#### PROBLEM TO WORK ON:
Produce a word-for-word copy of the listing below without its pictures.

#### EXERCISE MATERIAL:
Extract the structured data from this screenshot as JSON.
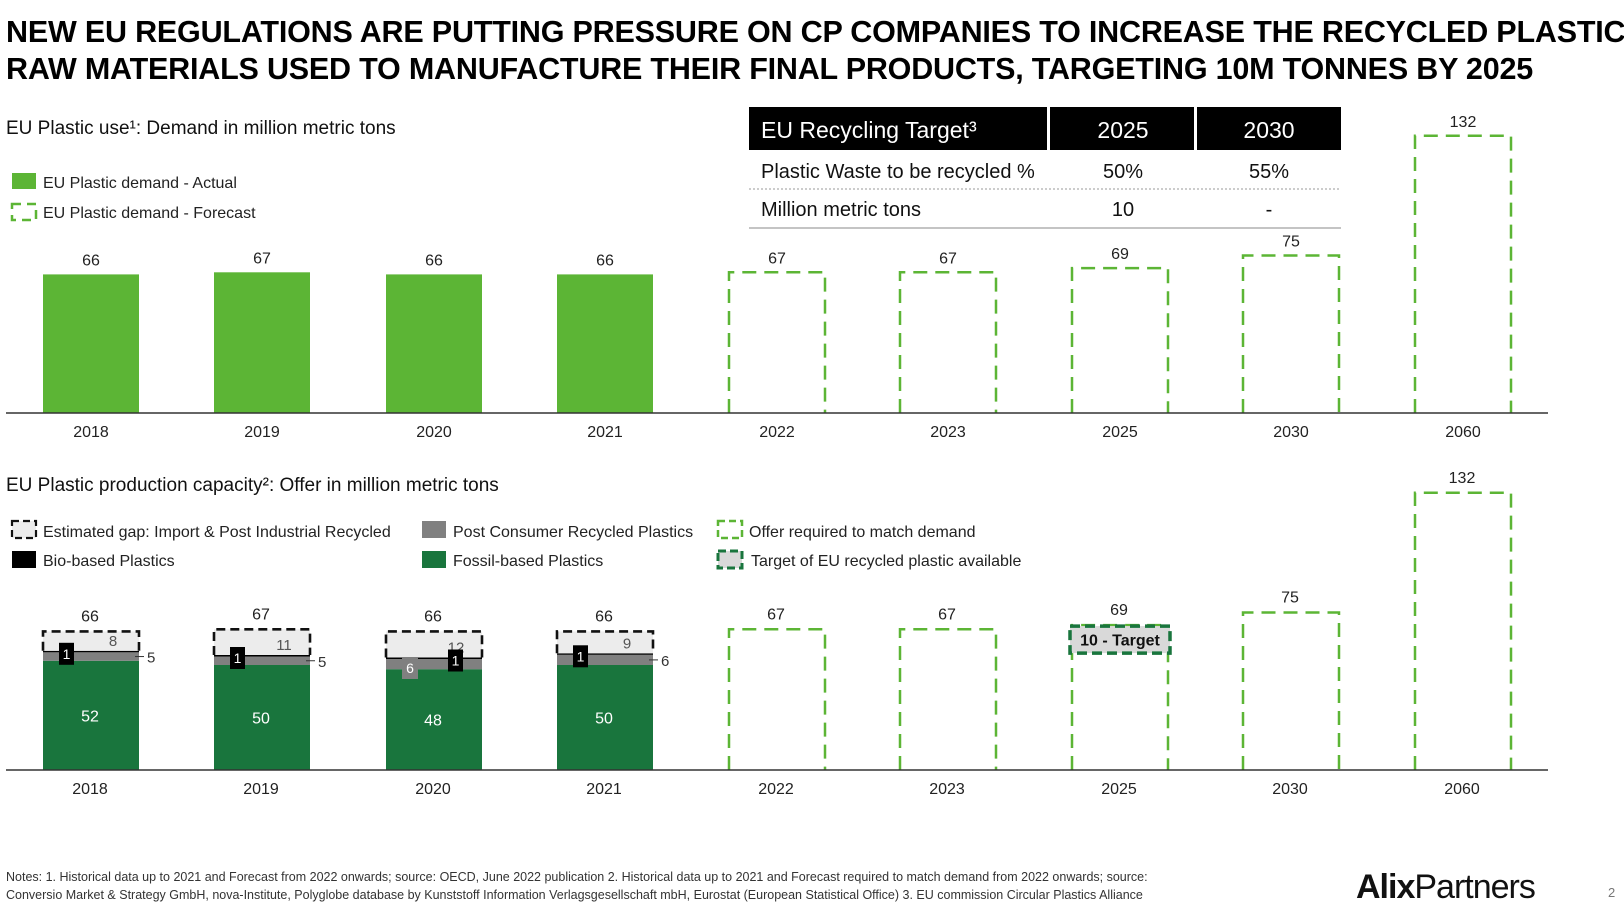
{
  "title_lines": [
    "NEW EU REGULATIONS ARE PUTTING PRESSURE ON CP COMPANIES TO INCREASE THE RECYCLED PLASTIC",
    "RAW MATERIALS USED TO MANUFACTURE THEIR FINAL PRODUCTS, TARGETING 10M TONNES BY 2025"
  ],
  "colors": {
    "actual_green": "#5cb535",
    "forecast_green": "#5cb535",
    "fossil_green": "#19753d",
    "post_consumer_grey": "#808080",
    "bio_black": "#000000",
    "gap_fill": "#ececec",
    "target_fill": "#d9d9d9",
    "target_border": "#19753d"
  },
  "recycling_table": {
    "header": [
      "EU Recycling Target³",
      "2025",
      "2030"
    ],
    "rows": [
      [
        "Plastic Waste to be recycled %",
        "50%",
        "55%"
      ],
      [
        "Million metric tons",
        "10",
        "-"
      ]
    ]
  },
  "chart_data": [
    {
      "type": "bar",
      "title": "EU Plastic use¹: Demand in million metric tons",
      "categories": [
        "2018",
        "2019",
        "2020",
        "2021",
        "2022",
        "2023",
        "2025",
        "2030",
        "2060"
      ],
      "series": [
        {
          "name": "EU Plastic demand - Actual",
          "values": [
            66,
            67,
            66,
            66,
            null,
            null,
            null,
            null,
            null
          ]
        },
        {
          "name": "EU Plastic demand - Forecast",
          "values": [
            null,
            null,
            null,
            null,
            67,
            67,
            69,
            75,
            132
          ]
        }
      ],
      "data_labels": [
        "66",
        "67",
        "66",
        "66",
        "67",
        "67",
        "69",
        "75",
        "132"
      ],
      "legend_position": "top-left",
      "grid": false
    },
    {
      "type": "bar",
      "title": "EU Plastic production capacity²: Offer in million metric tons",
      "categories": [
        "2018",
        "2019",
        "2020",
        "2021",
        "2022",
        "2023",
        "2025",
        "2030",
        "2060"
      ],
      "totals": [
        66,
        67,
        66,
        66,
        67,
        67,
        69,
        75,
        132
      ],
      "total_labels": [
        "66",
        "67",
        "66",
        "66",
        "67",
        "67",
        "69",
        "75",
        "132"
      ],
      "series": [
        {
          "name": "Fossil-based Plastics",
          "values": [
            52,
            50,
            48,
            50,
            null,
            null,
            null,
            null,
            null
          ]
        },
        {
          "name": "Post Consumer Recycled Plastics",
          "values": [
            5,
            5,
            6,
            6,
            null,
            null,
            null,
            null,
            null
          ]
        },
        {
          "name": "Bio-based Plastics",
          "values": [
            1,
            1,
            1,
            1,
            null,
            null,
            null,
            null,
            null
          ]
        },
        {
          "name": "Estimated gap: Import & Post Industrial Recycled",
          "values": [
            8,
            11,
            12,
            9,
            null,
            null,
            null,
            null,
            null
          ]
        },
        {
          "name": "Offer required to match demand",
          "values": [
            null,
            null,
            null,
            null,
            67,
            67,
            69,
            75,
            132
          ]
        }
      ],
      "target": {
        "category": "2025",
        "value": 10,
        "label": "10  - Target",
        "series_name": "Target of EU recycled plastic available"
      },
      "legend": [
        "Estimated gap: Import & Post Industrial Recycled",
        "Post Consumer Recycled Plastics",
        "Offer required to match demand",
        "Bio-based Plastics",
        "Fossil-based Plastics",
        "Target of EU recycled plastic available"
      ],
      "legend_position": "top-left",
      "grid": false
    }
  ],
  "notes_lines": [
    "Notes: 1. Historical data up to 2021 and Forecast from 2022 onwards; source: OECD, June 2022 publication 2. Historical data up to 2021 and Forecast required to match demand from 2022 onwards; source:",
    "Conversio Market & Strategy GmbH, nova-Institute, Polyglobe database by Kunststoff Information Verlagsgesellschaft mbH, Eurostat (European Statistical Office) 3. EU commission Circular Plastics Alliance"
  ],
  "logo": {
    "part1": "Alix",
    "part2": "Partners"
  },
  "page_number": "2"
}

#### IN RESPONSE:
Extract the structured data from this screenshot as JSON.
{
  "title_lines": [
    "NEW EU REGULATIONS ARE PUTTING PRESSURE ON CP COMPANIES TO INCREASE THE RECYCLED PLASTIC",
    "RAW MATERIALS USED TO MANUFACTURE THEIR FINAL PRODUCTS, TARGETING 10M TONNES BY 2025"
  ],
  "colors": {
    "actual_green": "#5cb535",
    "forecast_green": "#5cb535",
    "fossil_green": "#19753d",
    "post_consumer_grey": "#808080",
    "bio_black": "#000000",
    "gap_fill": "#ececec",
    "target_fill": "#d9d9d9",
    "target_border": "#19753d"
  },
  "recycling_table": {
    "header": [
      "EU Recycling Target³",
      "2025",
      "2030"
    ],
    "rows": [
      [
        "Plastic Waste to be recycled %",
        "50%",
        "55%"
      ],
      [
        "Million metric tons",
        "10",
        "-"
      ]
    ]
  },
  "chart_data": [
    {
      "type": "bar",
      "title": "EU Plastic use¹: Demand in million metric tons",
      "categories": [
        "2018",
        "2019",
        "2020",
        "2021",
        "2022",
        "2023",
        "2025",
        "2030",
        "2060"
      ],
      "series": [
        {
          "name": "EU Plastic demand - Actual",
          "values": [
            66,
            67,
            66,
            66,
            null,
            null,
            null,
            null,
            null
          ]
        },
        {
          "name": "EU Plastic demand - Forecast",
          "values": [
            null,
            null,
            null,
            null,
            67,
            67,
            69,
            75,
            132
          ]
        }
      ],
      "data_labels": [
        "66",
        "67",
        "66",
        "66",
        "67",
        "67",
        "69",
        "75",
        "132"
      ],
      "legend_position": "top-left",
      "grid": false
    },
    {
      "type": "bar",
      "title": "EU Plastic production capacity²: Offer in million metric tons",
      "categories": [
        "2018",
        "2019",
        "2020",
        "2021",
        "2022",
        "2023",
        "2025",
        "2030",
        "2060"
      ],
      "totals": [
        66,
        67,
        66,
        66,
        67,
        67,
        69,
        75,
        132
      ],
      "total_labels": [
        "66",
        "67",
        "66",
        "66",
        "67",
        "67",
        "69",
        "75",
        "132"
      ],
      "series": [
        {
          "name": "Fossil-based Plastics",
          "values": [
            52,
            50,
            48,
            50,
            null,
            null,
            null,
            null,
            null
          ]
        },
        {
          "name": "Post Consumer Recycled Plastics",
          "values": [
            5,
            5,
            6,
            6,
            null,
            null,
            null,
            null,
            null
          ]
        },
        {
          "name": "Bio-based Plastics",
          "values": [
            1,
            1,
            1,
            1,
            null,
            null,
            null,
            null,
            null
          ]
        },
        {
          "name": "Estimated gap: Import & Post Industrial Recycled",
          "values": [
            8,
            11,
            12,
            9,
            null,
            null,
            null,
            null,
            null
          ]
        },
        {
          "name": "Offer required to match demand",
          "values": [
            null,
            null,
            null,
            null,
            67,
            67,
            69,
            75,
            132
          ]
        }
      ],
      "target": {
        "category": "2025",
        "value": 10,
        "label": "10  - Target",
        "series_name": "Target of EU recycled plastic available"
      },
      "legend": [
        "Estimated gap: Import & Post Industrial Recycled",
        "Post Consumer Recycled Plastics",
        "Offer required to match demand",
        "Bio-based Plastics",
        "Fossil-based Plastics",
        "Target of EU recycled plastic available"
      ],
      "legend_position": "top-left",
      "grid": false
    }
  ],
  "notes_lines": [
    "Notes: 1. Historical data up to 2021 and Forecast from 2022 onwards; source: OECD, June 2022 publication 2. Historical data up to 2021 and Forecast required to match demand from 2022 onwards; source:",
    "Conversio Market & Strategy GmbH, nova-Institute, Polyglobe database by Kunststoff Information Verlagsgesellschaft mbH, Eurostat (European Statistical Office) 3. EU commission Circular Plastics Alliance"
  ],
  "logo": {
    "part1": "Alix",
    "part2": "Partners"
  },
  "page_number": "2"
}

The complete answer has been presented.